* [TASK OBJECTIVE]: Write out each record below exactly as it appears, with no pictures.

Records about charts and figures
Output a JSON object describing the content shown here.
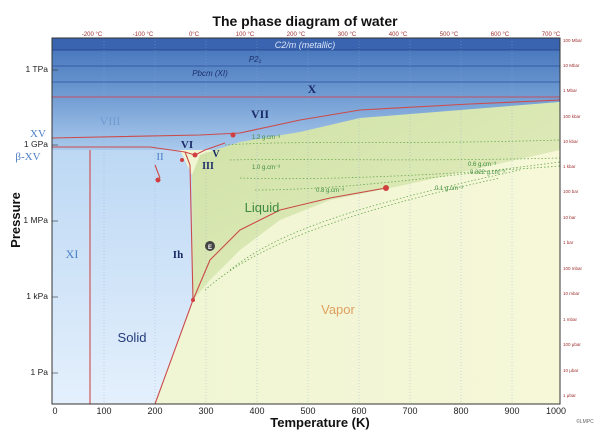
{
  "title": "The phase diagram of water",
  "x_axis": {
    "label": "Temperature (K)",
    "ticks": [
      "0",
      "100",
      "200",
      "300",
      "400",
      "500",
      "600",
      "700",
      "800",
      "900",
      "1000"
    ]
  },
  "top_axis": {
    "ticks": [
      "-200 °C",
      "-100 °C",
      "0°C",
      "100 °C",
      "200 °C",
      "300 °C",
      "400 °C",
      "500 °C",
      "600 °C",
      "700 °C"
    ]
  },
  "y_axis": {
    "label": "Pressure",
    "ticks": [
      "1 TPa",
      "1 GPa",
      "1 MPa",
      "1 kPa",
      "1 Pa"
    ]
  },
  "right_axis": {
    "ticks": [
      "100 Mbar",
      "10 Mbar",
      "1 Mbar",
      "100 kbar",
      "10 kbar",
      "1 kbar",
      "100 bar",
      "10 bar",
      "1 bar",
      "100 mbar",
      "10 mbar",
      "1 mbar",
      "100 μbar",
      "10 μbar",
      "1 μbar"
    ]
  },
  "phases": {
    "c2m": "C2/m (metallic)",
    "p21": "P2₁",
    "pbcm": "Pbcm (XI)",
    "x": "X",
    "vii": "VII",
    "viii": "VIII",
    "xv": "XV",
    "beta_xv": "β-XV",
    "vi": "VI",
    "ii": "II",
    "v": "V",
    "iii": "III",
    "xi": "XI",
    "ih": "Ih",
    "e": "E",
    "solid": "Solid",
    "liquid": "Liquid",
    "vapor": "Vapor"
  },
  "densities": [
    "1.2 g.cm⁻³",
    "1.0 g.cm⁻³",
    "0.8 g.cm⁻³",
    "0.6 g.cm⁻³",
    "0.322 g.cm⁻³",
    "0.1 g.cm⁻³"
  ],
  "credit": "©LMPC"
}
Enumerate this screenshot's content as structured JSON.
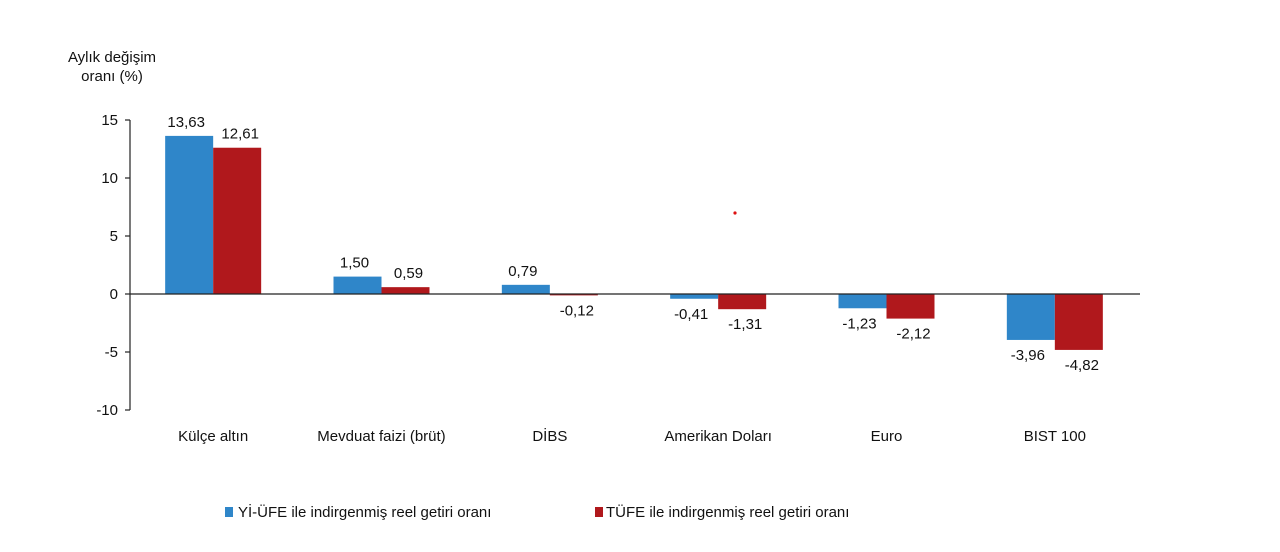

* [WRITTEN SOLUTION]:
Output a JSON object describing the content shown here.
{
  "title": "The phase diagram of water",
  "x_axis": {
    "label": "Temperature (K)",
    "ticks": [
      "0",
      "100",
      "200",
      "300",
      "400",
      "500",
      "600",
      "700",
      "800",
      "900",
      "1000"
    ]
  },
  "top_axis": {
    "ticks": [
      "-200 °C",
      "-100 °C",
      "0°C",
      "100 °C",
      "200 °C",
      "300 °C",
      "400 °C",
      "500 °C",
      "600 °C",
      "700 °C"
    ]
  },
  "y_axis": {
    "label": "Pressure",
    "ticks": [
      "1 TPa",
      "1 GPa",
      "1 MPa",
      "1 kPa",
      "1 Pa"
    ]
  },
  "right_axis": {
    "ticks": [
      "100 Mbar",
      "10 Mbar",
      "1 Mbar",
      "100 kbar",
      "10 kbar",
      "1 kbar",
      "100 bar",
      "10 bar",
      "1 bar",
      "100 mbar",
      "10 mbar",
      "1 mbar",
      "100 μbar",
      "10 μbar",
      "1 μbar"
    ]
  },
  "phases": {
    "c2m": "C2/m (metallic)",
    "p21": "P2₁",
    "pbcm": "Pbcm (XI)",
    "x": "X",
    "vii": "VII",
    "viii": "VIII",
    "xv": "XV",
    "beta_xv": "β-XV",
    "vi": "VI",
    "ii": "II",
    "v": "V",
    "iii": "III",
    "xi": "XI",
    "ih": "Ih",
    "e": "E",
    "solid": "Solid",
    "liquid": "Liquid",
    "vapor": "Vapor"
  },
  "densities": [
    "1.2 g.cm⁻³",
    "1.0 g.cm⁻³",
    "0.8 g.cm⁻³",
    "0.6 g.cm⁻³",
    "0.322 g.cm⁻³",
    "0.1 g.cm⁻³"
  ],
  "credit": "©LMPC"
}
Enumerate this screenshot's content as structured JSON.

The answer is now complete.